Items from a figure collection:
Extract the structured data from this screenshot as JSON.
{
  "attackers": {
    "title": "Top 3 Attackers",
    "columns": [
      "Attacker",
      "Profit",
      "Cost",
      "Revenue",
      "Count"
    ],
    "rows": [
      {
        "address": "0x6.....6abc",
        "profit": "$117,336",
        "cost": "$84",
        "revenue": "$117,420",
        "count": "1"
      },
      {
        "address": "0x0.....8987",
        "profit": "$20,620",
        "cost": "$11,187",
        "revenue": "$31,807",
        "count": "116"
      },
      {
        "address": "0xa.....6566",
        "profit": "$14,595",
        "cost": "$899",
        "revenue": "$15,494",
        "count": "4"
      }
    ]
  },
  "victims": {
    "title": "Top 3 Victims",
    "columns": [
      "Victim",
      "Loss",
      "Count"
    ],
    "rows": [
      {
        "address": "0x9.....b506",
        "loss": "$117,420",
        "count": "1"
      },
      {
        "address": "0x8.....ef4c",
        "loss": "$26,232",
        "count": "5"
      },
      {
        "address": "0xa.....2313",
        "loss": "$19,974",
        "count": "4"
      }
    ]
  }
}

> _What the task requires_
Give back the data above exactly as it appears.

> _Answer to this task_
Extract the structured data from this screenshot as JSON.
{
  "attackers": {
    "title": "Top 3 Attackers",
    "columns": [
      "Attacker",
      "Profit",
      "Cost",
      "Revenue",
      "Count"
    ],
    "rows": [
      {
        "address": "0x6.....6abc",
        "profit": "$117,336",
        "cost": "$84",
        "revenue": "$117,420",
        "count": "1"
      },
      {
        "address": "0x0.....8987",
        "profit": "$20,620",
        "cost": "$11,187",
        "revenue": "$31,807",
        "count": "116"
      },
      {
        "address": "0xa.....6566",
        "profit": "$14,595",
        "cost": "$899",
        "revenue": "$15,494",
        "count": "4"
      }
    ]
  },
  "victims": {
    "title": "Top 3 Victims",
    "columns": [
      "Victim",
      "Loss",
      "Count"
    ],
    "rows": [
      {
        "address": "0x9.....b506",
        "loss": "$117,420",
        "count": "1"
      },
      {
        "address": "0x8.....ef4c",
        "loss": "$26,232",
        "count": "5"
      },
      {
        "address": "0xa.....2313",
        "loss": "$19,974",
        "count": "4"
      }
    ]
  }
}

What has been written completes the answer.